● MATERIAL SUPPLIED
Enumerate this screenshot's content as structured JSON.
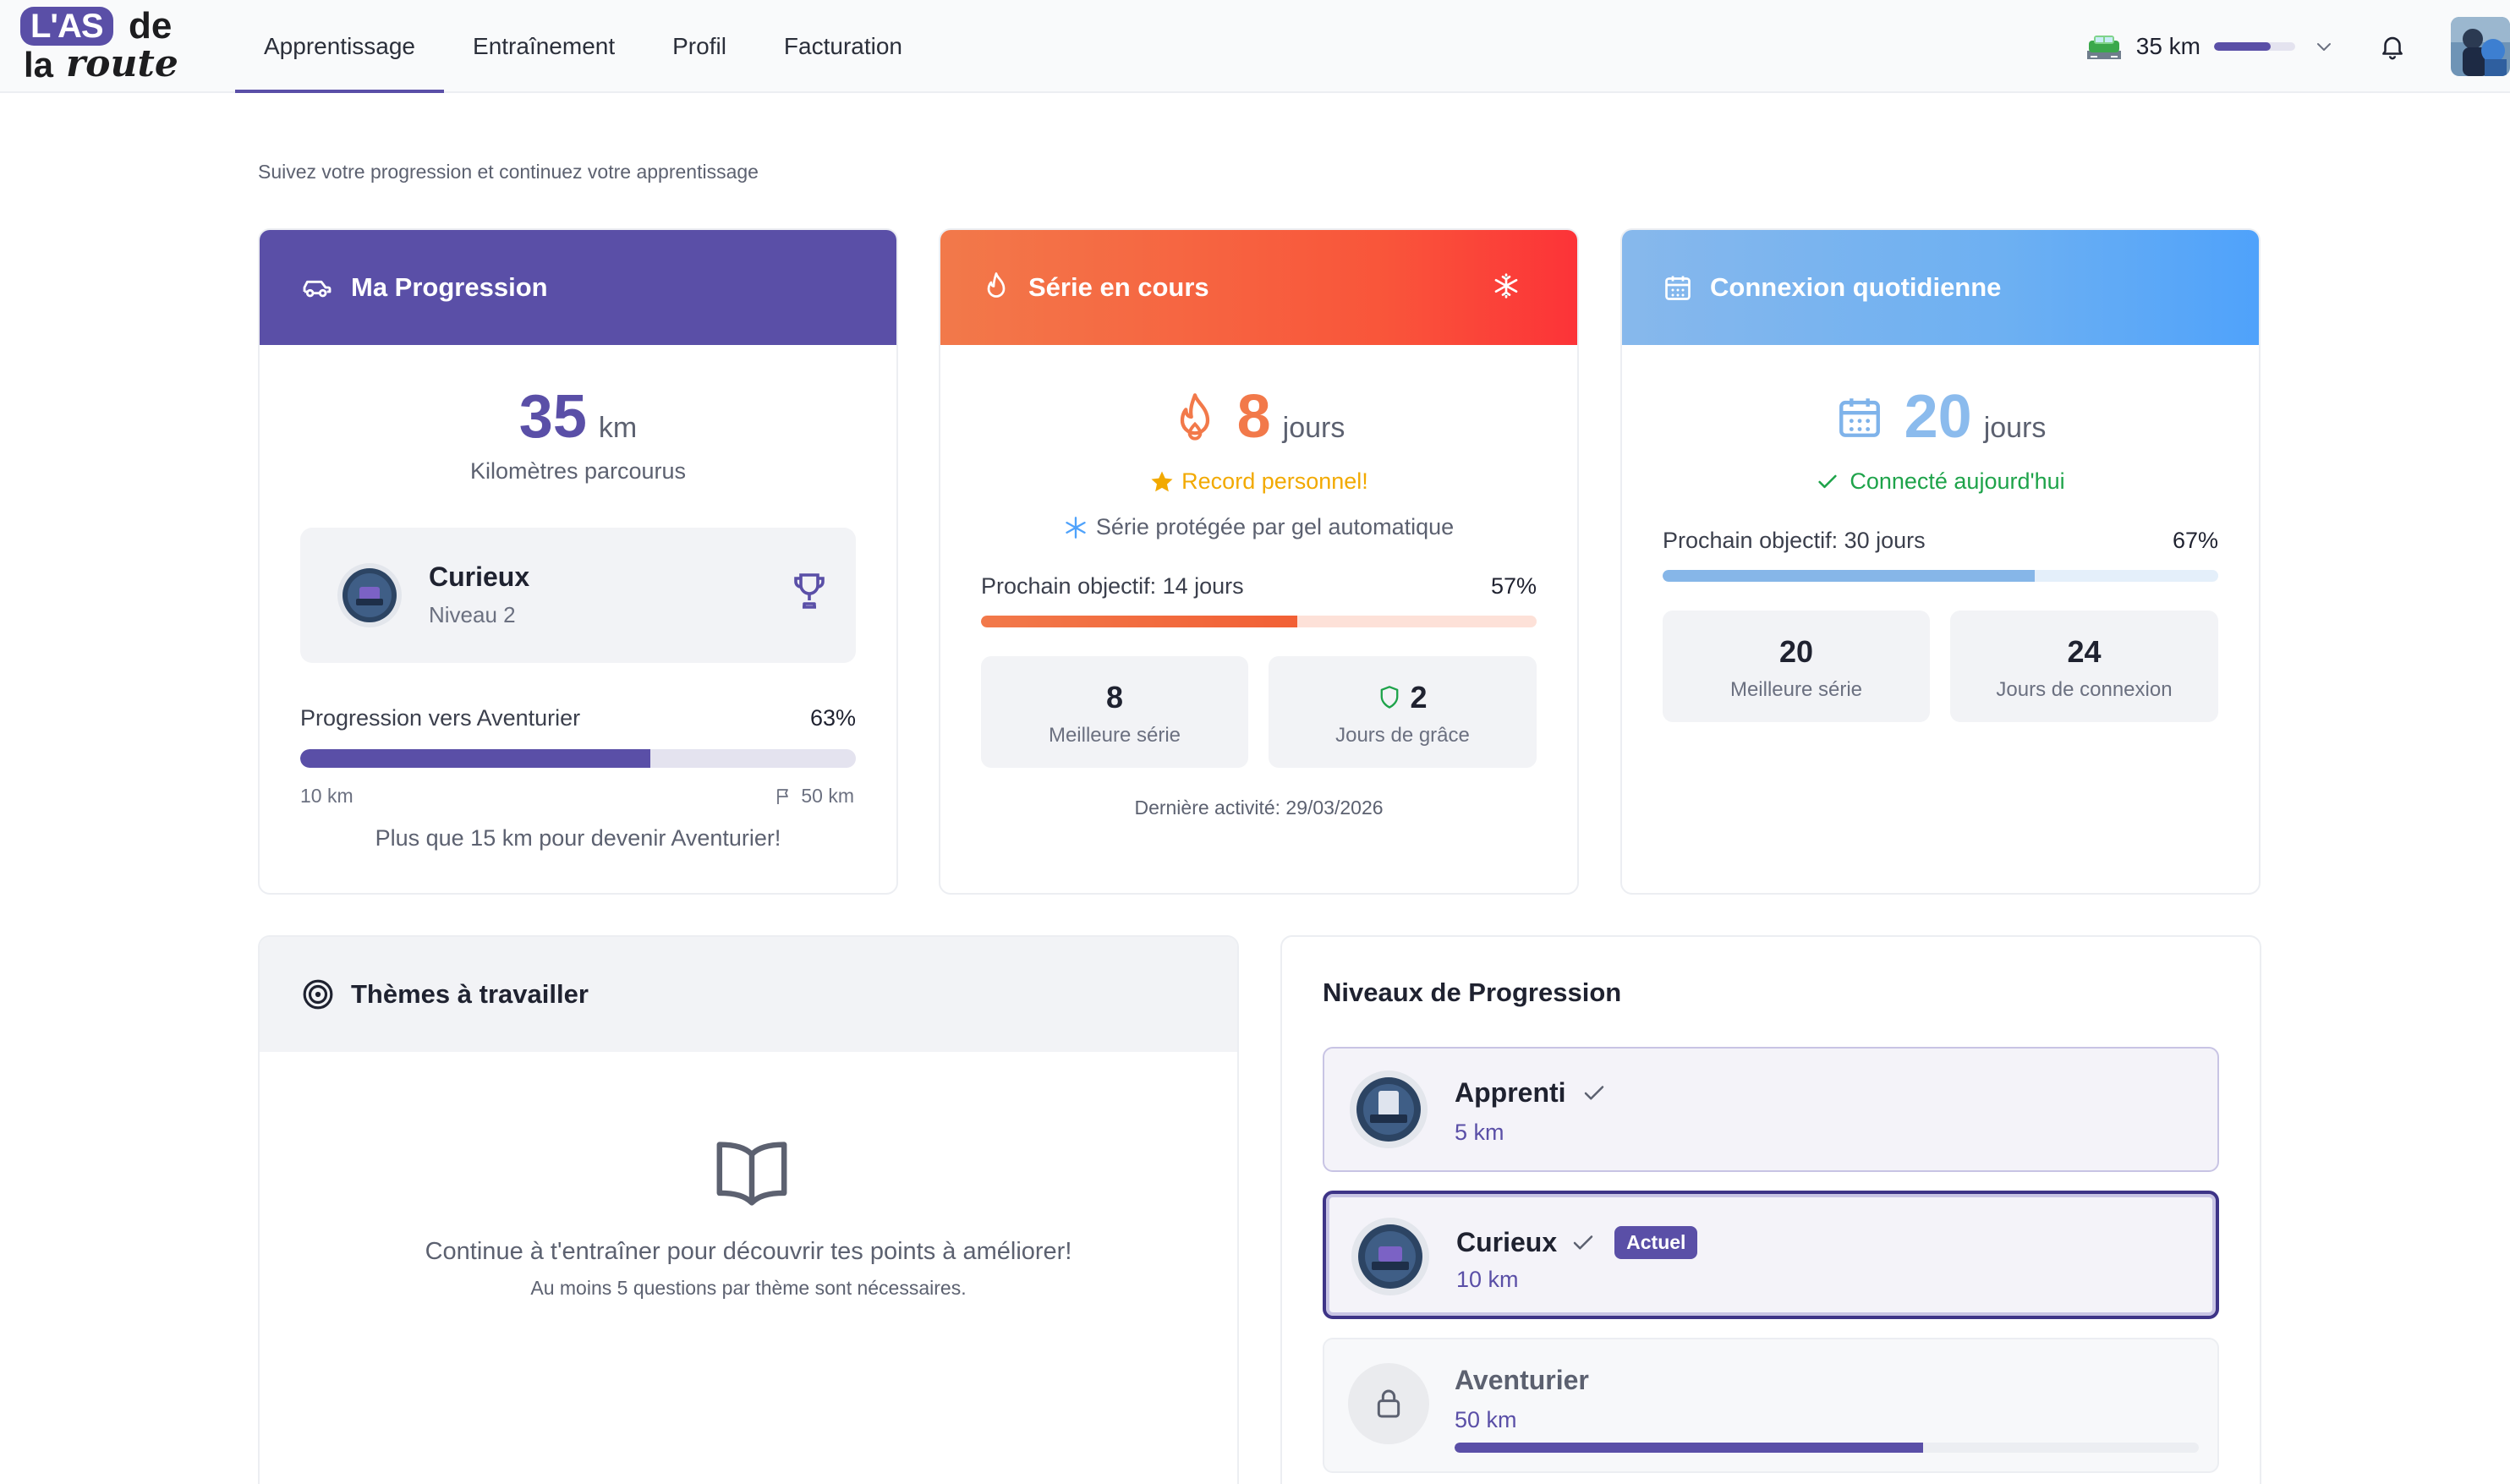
{
  "brand": {
    "logo_box": "L'AS",
    "logo_de": "de",
    "logo_la": "la",
    "logo_route": "route"
  },
  "nav": {
    "items": [
      {
        "label": "Apprentissage",
        "active": true
      },
      {
        "label": "Entraînement",
        "active": false
      },
      {
        "label": "Profil",
        "active": false
      },
      {
        "label": "Facturation",
        "active": false
      }
    ]
  },
  "header": {
    "km": "35 km",
    "km_progress": 0.7
  },
  "page": {
    "subtitle": "Suivez votre progression et continuez votre apprentissage"
  },
  "progression": {
    "title": "Ma Progression",
    "value": "35",
    "unit": "km",
    "caption": "Kilomètres parcourus",
    "level_name": "Curieux",
    "level_sub": "Niveau 2",
    "towards_label": "Progression vers Aventurier",
    "towards_pct": "63%",
    "towards_value": 0.63,
    "min_km": "10 km",
    "max_km": "50 km",
    "remaining": "Plus que 15 km pour devenir Aventurier!"
  },
  "serie": {
    "title": "Série en cours",
    "value": "8",
    "unit": "jours",
    "record": "Record personnel!",
    "protected": "Série protégée par gel automatique",
    "objective": "Prochain objectif: 14 jours",
    "objective_pct": "57%",
    "objective_value": 0.57,
    "best_value": "8",
    "best_label": "Meilleure série",
    "grace_value": "2",
    "grace_label": "Jours de grâce",
    "last_activity": "Dernière activité: 29/03/2026"
  },
  "connexion": {
    "title": "Connexion quotidienne",
    "value": "20",
    "unit": "jours",
    "status": "Connecté aujourd'hui",
    "objective": "Prochain objectif: 30 jours",
    "objective_pct": "67%",
    "objective_value": 0.67,
    "best_value": "20",
    "best_label": "Meilleure série",
    "days_value": "24",
    "days_label": "Jours de connexion"
  },
  "themes": {
    "title": "Thèmes à travailler",
    "empty_main": "Continue à t'entraîner pour découvrir tes points à améliorer!",
    "empty_sub": "Au moins 5 questions par thème sont nécessaires."
  },
  "levels": {
    "title": "Niveaux de Progression",
    "current_badge": "Actuel",
    "items": [
      {
        "name": "Apprenti",
        "km": "5 km",
        "state": "done"
      },
      {
        "name": "Curieux",
        "km": "10 km",
        "state": "current"
      },
      {
        "name": "Aventurier",
        "km": "50 km",
        "state": "locked",
        "progress": 0.63
      }
    ]
  },
  "colors": {
    "primary": "#5a4fa7",
    "orange": "#f2794a",
    "red": "#fc3338",
    "blue": "#4fa2fb",
    "green": "#1ea34a",
    "gold": "#f2a900"
  }
}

● THE PROBLEM
Pictures stay out of the copy; please restate every record above exactly.

● EXERCISE RESPONSE
Enumerate this screenshot's content as structured JSON.
{
  "brand": {
    "logo_box": "L'AS",
    "logo_de": "de",
    "logo_la": "la",
    "logo_route": "route"
  },
  "nav": {
    "items": [
      {
        "label": "Apprentissage",
        "active": true
      },
      {
        "label": "Entraînement",
        "active": false
      },
      {
        "label": "Profil",
        "active": false
      },
      {
        "label": "Facturation",
        "active": false
      }
    ]
  },
  "header": {
    "km": "35 km",
    "km_progress": 0.7
  },
  "page": {
    "subtitle": "Suivez votre progression et continuez votre apprentissage"
  },
  "progression": {
    "title": "Ma Progression",
    "value": "35",
    "unit": "km",
    "caption": "Kilomètres parcourus",
    "level_name": "Curieux",
    "level_sub": "Niveau 2",
    "towards_label": "Progression vers Aventurier",
    "towards_pct": "63%",
    "towards_value": 0.63,
    "min_km": "10 km",
    "max_km": "50 km",
    "remaining": "Plus que 15 km pour devenir Aventurier!"
  },
  "serie": {
    "title": "Série en cours",
    "value": "8",
    "unit": "jours",
    "record": "Record personnel!",
    "protected": "Série protégée par gel automatique",
    "objective": "Prochain objectif: 14 jours",
    "objective_pct": "57%",
    "objective_value": 0.57,
    "best_value": "8",
    "best_label": "Meilleure série",
    "grace_value": "2",
    "grace_label": "Jours de grâce",
    "last_activity": "Dernière activité: 29/03/2026"
  },
  "connexion": {
    "title": "Connexion quotidienne",
    "value": "20",
    "unit": "jours",
    "status": "Connecté aujourd'hui",
    "objective": "Prochain objectif: 30 jours",
    "objective_pct": "67%",
    "objective_value": 0.67,
    "best_value": "20",
    "best_label": "Meilleure série",
    "days_value": "24",
    "days_label": "Jours de connexion"
  },
  "themes": {
    "title": "Thèmes à travailler",
    "empty_main": "Continue à t'entraîner pour découvrir tes points à améliorer!",
    "empty_sub": "Au moins 5 questions par thème sont nécessaires."
  },
  "levels": {
    "title": "Niveaux de Progression",
    "current_badge": "Actuel",
    "items": [
      {
        "name": "Apprenti",
        "km": "5 km",
        "state": "done"
      },
      {
        "name": "Curieux",
        "km": "10 km",
        "state": "current"
      },
      {
        "name": "Aventurier",
        "km": "50 km",
        "state": "locked",
        "progress": 0.63
      }
    ]
  },
  "colors": {
    "primary": "#5a4fa7",
    "orange": "#f2794a",
    "red": "#fc3338",
    "blue": "#4fa2fb",
    "green": "#1ea34a",
    "gold": "#f2a900"
  }
}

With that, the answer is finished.